* _What to work on_: Write out the records beneath this line exactly as they appear, minus any images.

--- Start Input rows ---

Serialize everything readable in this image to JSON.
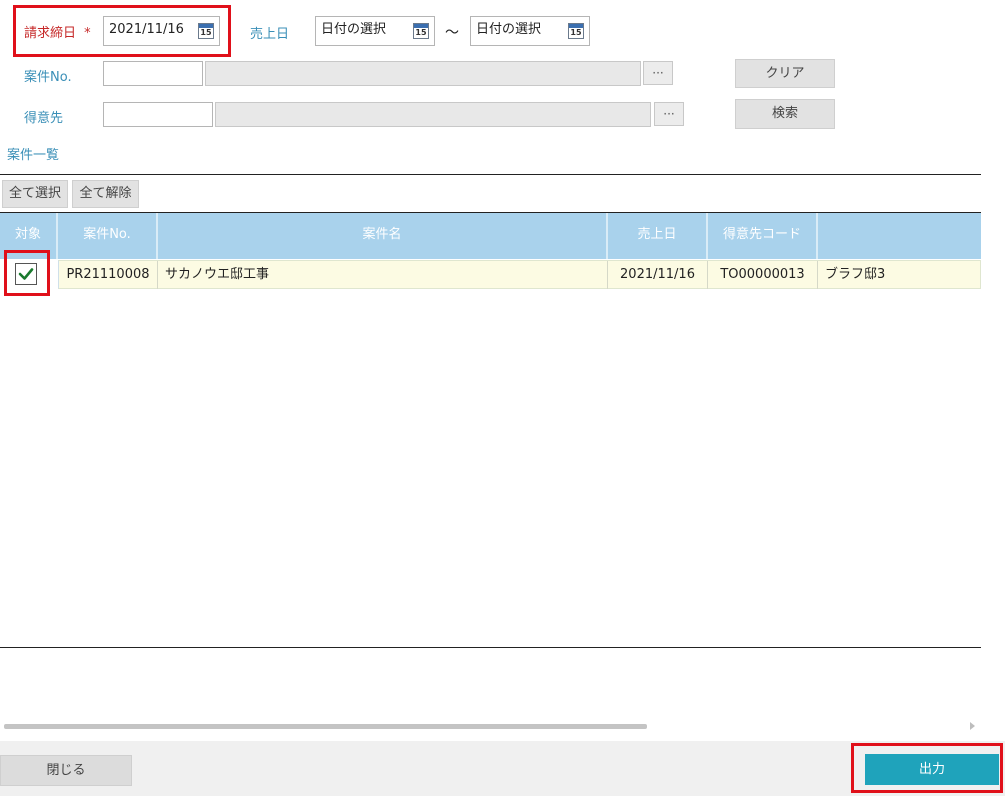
{
  "filters": {
    "billing_cutoff_label": "請求締日",
    "required_mark": "*",
    "billing_cutoff_value": "2021/11/16",
    "calendar_day": "15",
    "sales_date_label": "売上日",
    "sales_date_from": "日付の選択",
    "range_sep": "〜",
    "sales_date_to": "日付の選択",
    "project_no_label": "案件No.",
    "customer_label": "得意先",
    "lookup_label": "···",
    "clear_label": "クリア",
    "search_label": "検索"
  },
  "list": {
    "title": "案件一覧",
    "select_all": "全て選択",
    "deselect_all": "全て解除",
    "columns": [
      "対象",
      "案件No.",
      "案件名",
      "売上日",
      "得意先コード",
      ""
    ],
    "rows": [
      {
        "checked": true,
        "project_no": "PR21110008",
        "project_name": "サカノウエ邸工事",
        "sales_date": "2021/11/16",
        "customer_code": "TO00000013",
        "customer_name": "ブラフ邸3"
      }
    ]
  },
  "footer": {
    "close_label": "閉じる",
    "output_label": "出力"
  },
  "colors": {
    "header_bg": "#a9d2ec",
    "row_bg": "#fcfbe3",
    "accent": "#1fa3bb",
    "highlight": "#e0101a"
  }
}
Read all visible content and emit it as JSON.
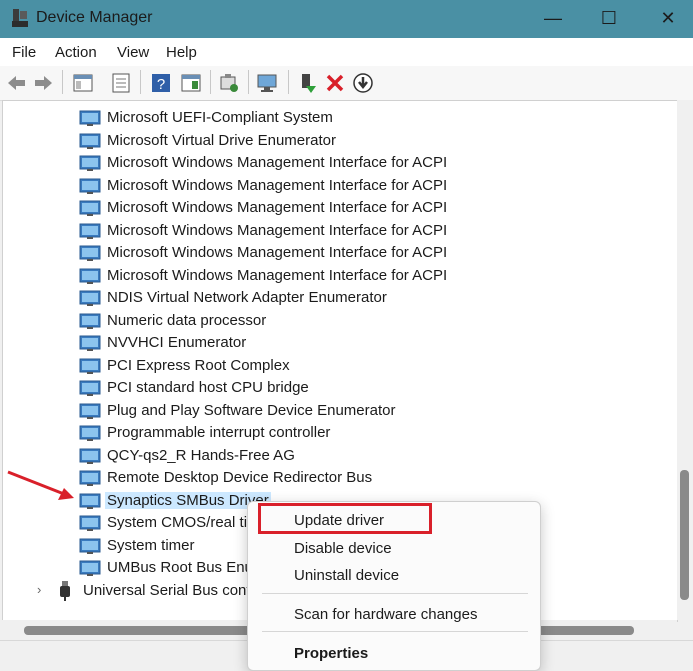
{
  "window": {
    "title": "Device Manager",
    "minimize": "—",
    "maximize": "☐",
    "close": "✕"
  },
  "menu": [
    "File",
    "Action",
    "View",
    "Help"
  ],
  "toolbar": {
    "icons": [
      "back-icon",
      "forward-icon",
      "show-hide-tree-icon",
      "properties-icon",
      "help-icon",
      "action-pane-icon",
      "update-driver-icon",
      "scan-hardware-icon",
      "enable-device-icon",
      "uninstall-icon",
      "download-icon"
    ]
  },
  "devices": [
    "Microsoft UEFI-Compliant System",
    "Microsoft Virtual Drive Enumerator",
    "Microsoft Windows Management Interface for ACPI",
    "Microsoft Windows Management Interface for ACPI",
    "Microsoft Windows Management Interface for ACPI",
    "Microsoft Windows Management Interface for ACPI",
    "Microsoft Windows Management Interface for ACPI",
    "Microsoft Windows Management Interface for ACPI",
    "NDIS Virtual Network Adapter Enumerator",
    "Numeric data processor",
    "NVVHCI Enumerator",
    "PCI Express Root Complex",
    "PCI standard host CPU bridge",
    "Plug and Play Software Device Enumerator",
    "Programmable interrupt controller",
    "QCY-qs2_R Hands-Free AG",
    "Remote Desktop Device Redirector Bus",
    "Synaptics SMBus Driver",
    "System CMOS/real tim",
    "System timer",
    "UMBus Root Bus Enur"
  ],
  "selected_device": "Synaptics SMBus Driver",
  "category": {
    "label": "Universal Serial Bus contro",
    "expander": "›"
  },
  "context_menu": {
    "update": "Update driver",
    "disable": "Disable device",
    "uninstall": "Uninstall device",
    "scan": "Scan for hardware changes",
    "properties": "Properties"
  },
  "colors": {
    "titlebar": "#4a90a4",
    "selection": "#cce8ff",
    "annotation": "#d9202a"
  }
}
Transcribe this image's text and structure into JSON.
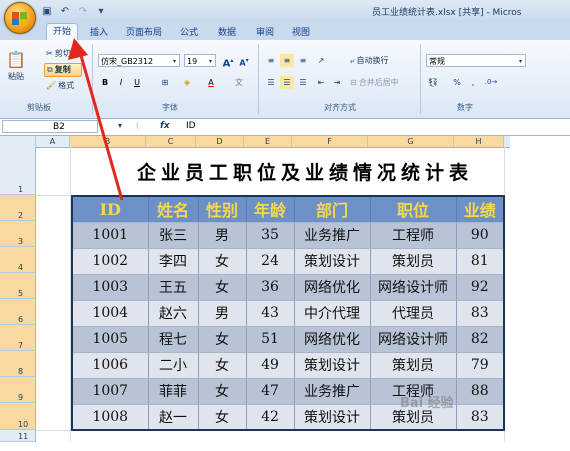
{
  "window": {
    "title": "员工业绩统计表.xlsx [共享] - Micros"
  },
  "tabs": [
    "开始",
    "插入",
    "页面布局",
    "公式",
    "数据",
    "审阅",
    "视图"
  ],
  "ribbon": {
    "clipboard": {
      "paste": "粘贴",
      "cut": "剪切",
      "copy": "复制",
      "format_painter": "格式",
      "group_label": "剪贴板"
    },
    "font": {
      "font_name": "仿宋_GB2312",
      "font_size": "19",
      "grow": "A",
      "shrink": "A",
      "bold": "B",
      "italic": "I",
      "underline": "U",
      "group_label": "字体"
    },
    "alignment": {
      "wrap_text": "自动换行",
      "merge_center": "合并后居中",
      "group_label": "对齐方式"
    },
    "number": {
      "format": "常规",
      "percent": "%",
      "comma": ",",
      "group_label": "数字"
    }
  },
  "formula_bar": {
    "name_box": "B2",
    "fx": "fx",
    "content": "ID"
  },
  "columns": [
    "A",
    "B",
    "C",
    "D",
    "E",
    "F",
    "G",
    "H"
  ],
  "rows": [
    "1",
    "2",
    "3",
    "4",
    "5",
    "6",
    "7",
    "8",
    "9",
    "10",
    "11"
  ],
  "sheet": {
    "title": "企业员工职位及业绩情况统计表",
    "headers": [
      "ID",
      "姓名",
      "性别",
      "年龄",
      "部门",
      "职位",
      "业绩"
    ],
    "data": [
      [
        "1001",
        "张三",
        "男",
        "35",
        "业务推广",
        "工程师",
        "90"
      ],
      [
        "1002",
        "李四",
        "女",
        "24",
        "策划设计",
        "策划员",
        "81"
      ],
      [
        "1003",
        "王五",
        "女",
        "36",
        "网络优化",
        "网络设计师",
        "92"
      ],
      [
        "1004",
        "赵六",
        "男",
        "43",
        "中介代理",
        "代理员",
        "83"
      ],
      [
        "1005",
        "程七",
        "女",
        "51",
        "网络优化",
        "网络设计师",
        "82"
      ],
      [
        "1006",
        "二小",
        "女",
        "49",
        "策划设计",
        "策划员",
        "79"
      ],
      [
        "1007",
        "菲菲",
        "女",
        "47",
        "业务推广",
        "工程师",
        "88"
      ],
      [
        "1008",
        "赵一",
        "女",
        "42",
        "策划设计",
        "策划员",
        "83"
      ]
    ]
  },
  "watermark": "Bai 经验",
  "colors": {
    "header_bg": "#6d91c6",
    "header_text": "#f7d84a",
    "row_odd": "#b8c4d6",
    "row_even": "#dfe4ed",
    "arrow": "#e0281c"
  }
}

--- End Input rows ---

* _Task answer_:
Serialize everything readable in this image to JSON.
{
  "filters": {
    "billing_cutoff_label": "請求締日",
    "required_mark": "*",
    "billing_cutoff_value": "2021/11/16",
    "calendar_day": "15",
    "sales_date_label": "売上日",
    "sales_date_from": "日付の選択",
    "range_sep": "〜",
    "sales_date_to": "日付の選択",
    "project_no_label": "案件No.",
    "customer_label": "得意先",
    "lookup_label": "···",
    "clear_label": "クリア",
    "search_label": "検索"
  },
  "list": {
    "title": "案件一覧",
    "select_all": "全て選択",
    "deselect_all": "全て解除",
    "columns": [
      "対象",
      "案件No.",
      "案件名",
      "売上日",
      "得意先コード",
      ""
    ],
    "rows": [
      {
        "checked": true,
        "project_no": "PR21110008",
        "project_name": "サカノウエ邸工事",
        "sales_date": "2021/11/16",
        "customer_code": "TO00000013",
        "customer_name": "ブラフ邸3"
      }
    ]
  },
  "footer": {
    "close_label": "閉じる",
    "output_label": "出力"
  },
  "colors": {
    "header_bg": "#a9d2ec",
    "row_bg": "#fcfbe3",
    "accent": "#1fa3bb",
    "highlight": "#e0101a"
  }
}
Read all visible content and emit it as JSON.
{
  "window": {
    "title": "Device Manager",
    "minimize": "—",
    "maximize": "☐",
    "close": "✕"
  },
  "menu": [
    "File",
    "Action",
    "View",
    "Help"
  ],
  "toolbar": {
    "icons": [
      "back-icon",
      "forward-icon",
      "show-hide-tree-icon",
      "properties-icon",
      "help-icon",
      "action-pane-icon",
      "update-driver-icon",
      "scan-hardware-icon",
      "enable-device-icon",
      "uninstall-icon",
      "download-icon"
    ]
  },
  "devices": [
    "Microsoft UEFI-Compliant System",
    "Microsoft Virtual Drive Enumerator",
    "Microsoft Windows Management Interface for ACPI",
    "Microsoft Windows Management Interface for ACPI",
    "Microsoft Windows Management Interface for ACPI",
    "Microsoft Windows Management Interface for ACPI",
    "Microsoft Windows Management Interface for ACPI",
    "Microsoft Windows Management Interface for ACPI",
    "NDIS Virtual Network Adapter Enumerator",
    "Numeric data processor",
    "NVVHCI Enumerator",
    "PCI Express Root Complex",
    "PCI standard host CPU bridge",
    "Plug and Play Software Device Enumerator",
    "Programmable interrupt controller",
    "QCY-qs2_R Hands-Free AG",
    "Remote Desktop Device Redirector Bus",
    "Synaptics SMBus Driver",
    "System CMOS/real tim",
    "System timer",
    "UMBus Root Bus Enur"
  ],
  "selected_device": "Synaptics SMBus Driver",
  "category": {
    "label": "Universal Serial Bus contro",
    "expander": "›"
  },
  "context_menu": {
    "update": "Update driver",
    "disable": "Disable device",
    "uninstall": "Uninstall device",
    "scan": "Scan for hardware changes",
    "properties": "Properties"
  },
  "colors": {
    "titlebar": "#4a90a4",
    "selection": "#cce8ff",
    "annotation": "#d9202a"
  }
}
Transcribe this image's text and structure into JSON.
{
  "window": {
    "title": "员工业绩统计表.xlsx [共享] - Micros"
  },
  "tabs": [
    "开始",
    "插入",
    "页面布局",
    "公式",
    "数据",
    "审阅",
    "视图"
  ],
  "ribbon": {
    "clipboard": {
      "paste": "粘贴",
      "cut": "剪切",
      "copy": "复制",
      "format_painter": "格式",
      "group_label": "剪贴板"
    },
    "font": {
      "font_name": "仿宋_GB2312",
      "font_size": "19",
      "grow": "A",
      "shrink": "A",
      "bold": "B",
      "italic": "I",
      "underline": "U",
      "group_label": "字体"
    },
    "alignment": {
      "wrap_text": "自动换行",
      "merge_center": "合并后居中",
      "group_label": "对齐方式"
    },
    "number": {
      "format": "常规",
      "percent": "%",
      "comma": ",",
      "group_label": "数字"
    }
  },
  "formula_bar": {
    "name_box": "B2",
    "fx": "fx",
    "content": "ID"
  },
  "columns": [
    "A",
    "B",
    "C",
    "D",
    "E",
    "F",
    "G",
    "H"
  ],
  "rows": [
    "1",
    "2",
    "3",
    "4",
    "5",
    "6",
    "7",
    "8",
    "9",
    "10",
    "11"
  ],
  "sheet": {
    "title": "企业员工职位及业绩情况统计表",
    "headers": [
      "ID",
      "姓名",
      "性别",
      "年龄",
      "部门",
      "职位",
      "业绩"
    ],
    "data": [
      [
        "1001",
        "张三",
        "男",
        "35",
        "业务推广",
        "工程师",
        "90"
      ],
      [
        "1002",
        "李四",
        "女",
        "24",
        "策划设计",
        "策划员",
        "81"
      ],
      [
        "1003",
        "王五",
        "女",
        "36",
        "网络优化",
        "网络设计师",
        "92"
      ],
      [
        "1004",
        "赵六",
        "男",
        "43",
        "中介代理",
        "代理员",
        "83"
      ],
      [
        "1005",
        "程七",
        "女",
        "51",
        "网络优化",
        "网络设计师",
        "82"
      ],
      [
        "1006",
        "二小",
        "女",
        "49",
        "策划设计",
        "策划员",
        "79"
      ],
      [
        "1007",
        "菲菲",
        "女",
        "47",
        "业务推广",
        "工程师",
        "88"
      ],
      [
        "1008",
        "赵一",
        "女",
        "42",
        "策划设计",
        "策划员",
        "83"
      ]
    ]
  },
  "watermark": "Bai 经验",
  "colors": {
    "header_bg": "#6d91c6",
    "header_text": "#f7d84a",
    "row_odd": "#b8c4d6",
    "row_even": "#dfe4ed",
    "arrow": "#e0281c"
  }
}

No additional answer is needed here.